WRITTEN TASK ::
Write the material out again exactly.

Figure dataset records ::
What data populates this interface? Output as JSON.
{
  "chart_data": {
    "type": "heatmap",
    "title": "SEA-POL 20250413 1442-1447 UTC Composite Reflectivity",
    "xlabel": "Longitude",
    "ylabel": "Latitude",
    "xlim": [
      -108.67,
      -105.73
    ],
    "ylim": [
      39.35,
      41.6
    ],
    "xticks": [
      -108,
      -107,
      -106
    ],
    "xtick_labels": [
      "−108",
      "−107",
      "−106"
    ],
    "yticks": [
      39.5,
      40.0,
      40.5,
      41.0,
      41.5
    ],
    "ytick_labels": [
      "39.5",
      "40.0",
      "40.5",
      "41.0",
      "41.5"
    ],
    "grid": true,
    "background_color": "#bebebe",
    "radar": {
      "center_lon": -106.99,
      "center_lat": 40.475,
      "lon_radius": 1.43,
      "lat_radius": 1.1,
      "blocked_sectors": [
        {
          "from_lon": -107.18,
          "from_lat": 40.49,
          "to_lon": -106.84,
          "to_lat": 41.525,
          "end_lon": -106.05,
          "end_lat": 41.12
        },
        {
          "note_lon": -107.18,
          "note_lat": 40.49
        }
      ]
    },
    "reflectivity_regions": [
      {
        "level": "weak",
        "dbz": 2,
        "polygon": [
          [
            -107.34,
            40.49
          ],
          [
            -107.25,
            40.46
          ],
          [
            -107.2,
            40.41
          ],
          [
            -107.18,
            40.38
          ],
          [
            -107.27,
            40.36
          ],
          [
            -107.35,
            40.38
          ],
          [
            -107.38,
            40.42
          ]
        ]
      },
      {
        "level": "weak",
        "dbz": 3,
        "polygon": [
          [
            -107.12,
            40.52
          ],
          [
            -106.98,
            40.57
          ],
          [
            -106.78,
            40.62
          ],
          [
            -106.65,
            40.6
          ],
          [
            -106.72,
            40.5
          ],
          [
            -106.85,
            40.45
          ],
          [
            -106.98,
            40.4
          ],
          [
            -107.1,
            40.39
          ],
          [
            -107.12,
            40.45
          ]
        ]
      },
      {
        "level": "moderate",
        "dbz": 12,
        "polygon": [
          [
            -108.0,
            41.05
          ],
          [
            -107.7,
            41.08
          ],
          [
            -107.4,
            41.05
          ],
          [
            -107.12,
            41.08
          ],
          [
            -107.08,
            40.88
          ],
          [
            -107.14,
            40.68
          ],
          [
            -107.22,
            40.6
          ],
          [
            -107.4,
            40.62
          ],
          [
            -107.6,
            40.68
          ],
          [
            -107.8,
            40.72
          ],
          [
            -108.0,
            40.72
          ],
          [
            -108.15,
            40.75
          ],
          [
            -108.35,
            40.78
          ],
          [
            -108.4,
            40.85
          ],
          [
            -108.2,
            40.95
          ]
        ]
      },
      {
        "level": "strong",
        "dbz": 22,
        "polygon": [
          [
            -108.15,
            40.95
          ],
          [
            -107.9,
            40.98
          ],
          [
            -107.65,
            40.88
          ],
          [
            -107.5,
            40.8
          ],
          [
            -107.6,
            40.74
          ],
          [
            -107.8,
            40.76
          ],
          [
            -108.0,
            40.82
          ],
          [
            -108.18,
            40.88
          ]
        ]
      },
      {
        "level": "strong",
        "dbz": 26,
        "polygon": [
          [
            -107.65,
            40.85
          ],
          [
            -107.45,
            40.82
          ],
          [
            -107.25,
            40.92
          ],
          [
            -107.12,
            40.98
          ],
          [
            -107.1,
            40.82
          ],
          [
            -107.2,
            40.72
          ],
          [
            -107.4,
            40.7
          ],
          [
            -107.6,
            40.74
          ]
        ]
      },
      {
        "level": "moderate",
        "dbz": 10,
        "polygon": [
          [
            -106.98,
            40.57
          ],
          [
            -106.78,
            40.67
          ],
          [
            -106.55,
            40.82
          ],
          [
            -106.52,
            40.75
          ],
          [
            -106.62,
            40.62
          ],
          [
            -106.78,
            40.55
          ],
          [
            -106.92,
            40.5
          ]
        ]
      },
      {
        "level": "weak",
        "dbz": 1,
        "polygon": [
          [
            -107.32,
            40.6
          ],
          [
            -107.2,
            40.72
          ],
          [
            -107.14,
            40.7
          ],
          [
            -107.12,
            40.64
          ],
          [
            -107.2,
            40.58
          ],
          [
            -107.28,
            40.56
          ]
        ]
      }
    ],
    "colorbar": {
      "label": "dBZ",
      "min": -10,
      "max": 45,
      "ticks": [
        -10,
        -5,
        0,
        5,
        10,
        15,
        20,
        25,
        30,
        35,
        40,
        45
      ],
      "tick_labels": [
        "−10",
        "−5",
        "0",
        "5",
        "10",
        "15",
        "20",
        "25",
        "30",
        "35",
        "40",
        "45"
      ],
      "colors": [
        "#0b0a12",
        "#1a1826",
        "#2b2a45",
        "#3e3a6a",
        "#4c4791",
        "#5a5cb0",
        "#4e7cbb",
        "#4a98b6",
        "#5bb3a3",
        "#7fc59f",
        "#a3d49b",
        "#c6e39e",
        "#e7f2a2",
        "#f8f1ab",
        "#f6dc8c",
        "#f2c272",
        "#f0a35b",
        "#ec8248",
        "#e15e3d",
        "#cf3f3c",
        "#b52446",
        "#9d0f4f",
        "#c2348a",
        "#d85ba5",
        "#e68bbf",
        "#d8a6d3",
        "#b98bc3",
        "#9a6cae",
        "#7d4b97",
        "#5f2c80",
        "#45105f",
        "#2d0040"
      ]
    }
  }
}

FULL SOLUTION ::
What data populates this interface? Output as JSON.
{
  "chart_data": {
    "type": "heatmap",
    "title": "SEA-POL 20250413 1442-1447 UTC Composite Reflectivity",
    "xlabel": "Longitude",
    "ylabel": "Latitude",
    "xlim": [
      -108.67,
      -105.73
    ],
    "ylim": [
      39.35,
      41.6
    ],
    "xticks": [
      -108,
      -107,
      -106
    ],
    "xtick_labels": [
      "−108",
      "−107",
      "−106"
    ],
    "yticks": [
      39.5,
      40.0,
      40.5,
      41.0,
      41.5
    ],
    "ytick_labels": [
      "39.5",
      "40.0",
      "40.5",
      "41.0",
      "41.5"
    ],
    "grid": true,
    "background_color": "#bebebe",
    "radar": {
      "center_lon": -106.99,
      "center_lat": 40.475,
      "lon_radius": 1.43,
      "lat_radius": 1.1,
      "blocked_sectors": [
        {
          "from_lon": -107.18,
          "from_lat": 40.49,
          "to_lon": -106.84,
          "to_lat": 41.525,
          "end_lon": -106.05,
          "end_lat": 41.12
        },
        {
          "note_lon": -107.18,
          "note_lat": 40.49
        }
      ]
    },
    "reflectivity_regions": [
      {
        "level": "weak",
        "dbz": 2,
        "polygon": [
          [
            -107.34,
            40.49
          ],
          [
            -107.25,
            40.46
          ],
          [
            -107.2,
            40.41
          ],
          [
            -107.18,
            40.38
          ],
          [
            -107.27,
            40.36
          ],
          [
            -107.35,
            40.38
          ],
          [
            -107.38,
            40.42
          ]
        ]
      },
      {
        "level": "weak",
        "dbz": 3,
        "polygon": [
          [
            -107.12,
            40.52
          ],
          [
            -106.98,
            40.57
          ],
          [
            -106.78,
            40.62
          ],
          [
            -106.65,
            40.6
          ],
          [
            -106.72,
            40.5
          ],
          [
            -106.85,
            40.45
          ],
          [
            -106.98,
            40.4
          ],
          [
            -107.1,
            40.39
          ],
          [
            -107.12,
            40.45
          ]
        ]
      },
      {
        "level": "moderate",
        "dbz": 12,
        "polygon": [
          [
            -108.0,
            41.05
          ],
          [
            -107.7,
            41.08
          ],
          [
            -107.4,
            41.05
          ],
          [
            -107.12,
            41.08
          ],
          [
            -107.08,
            40.88
          ],
          [
            -107.14,
            40.68
          ],
          [
            -107.22,
            40.6
          ],
          [
            -107.4,
            40.62
          ],
          [
            -107.6,
            40.68
          ],
          [
            -107.8,
            40.72
          ],
          [
            -108.0,
            40.72
          ],
          [
            -108.15,
            40.75
          ],
          [
            -108.35,
            40.78
          ],
          [
            -108.4,
            40.85
          ],
          [
            -108.2,
            40.95
          ]
        ]
      },
      {
        "level": "strong",
        "dbz": 22,
        "polygon": [
          [
            -108.15,
            40.95
          ],
          [
            -107.9,
            40.98
          ],
          [
            -107.65,
            40.88
          ],
          [
            -107.5,
            40.8
          ],
          [
            -107.6,
            40.74
          ],
          [
            -107.8,
            40.76
          ],
          [
            -108.0,
            40.82
          ],
          [
            -108.18,
            40.88
          ]
        ]
      },
      {
        "level": "strong",
        "dbz": 26,
        "polygon": [
          [
            -107.65,
            40.85
          ],
          [
            -107.45,
            40.82
          ],
          [
            -107.25,
            40.92
          ],
          [
            -107.12,
            40.98
          ],
          [
            -107.1,
            40.82
          ],
          [
            -107.2,
            40.72
          ],
          [
            -107.4,
            40.7
          ],
          [
            -107.6,
            40.74
          ]
        ]
      },
      {
        "level": "moderate",
        "dbz": 10,
        "polygon": [
          [
            -106.98,
            40.57
          ],
          [
            -106.78,
            40.67
          ],
          [
            -106.55,
            40.82
          ],
          [
            -106.52,
            40.75
          ],
          [
            -106.62,
            40.62
          ],
          [
            -106.78,
            40.55
          ],
          [
            -106.92,
            40.5
          ]
        ]
      },
      {
        "level": "weak",
        "dbz": 1,
        "polygon": [
          [
            -107.32,
            40.6
          ],
          [
            -107.2,
            40.72
          ],
          [
            -107.14,
            40.7
          ],
          [
            -107.12,
            40.64
          ],
          [
            -107.2,
            40.58
          ],
          [
            -107.28,
            40.56
          ]
        ]
      }
    ],
    "colorbar": {
      "label": "dBZ",
      "min": -10,
      "max": 45,
      "ticks": [
        -10,
        -5,
        0,
        5,
        10,
        15,
        20,
        25,
        30,
        35,
        40,
        45
      ],
      "tick_labels": [
        "−10",
        "−5",
        "0",
        "5",
        "10",
        "15",
        "20",
        "25",
        "30",
        "35",
        "40",
        "45"
      ],
      "colors": [
        "#0b0a12",
        "#1a1826",
        "#2b2a45",
        "#3e3a6a",
        "#4c4791",
        "#5a5cb0",
        "#4e7cbb",
        "#4a98b6",
        "#5bb3a3",
        "#7fc59f",
        "#a3d49b",
        "#c6e39e",
        "#e7f2a2",
        "#f8f1ab",
        "#f6dc8c",
        "#f2c272",
        "#f0a35b",
        "#ec8248",
        "#e15e3d",
        "#cf3f3c",
        "#b52446",
        "#9d0f4f",
        "#c2348a",
        "#d85ba5",
        "#e68bbf",
        "#d8a6d3",
        "#b98bc3",
        "#9a6cae",
        "#7d4b97",
        "#5f2c80",
        "#45105f",
        "#2d0040"
      ]
    }
  }
}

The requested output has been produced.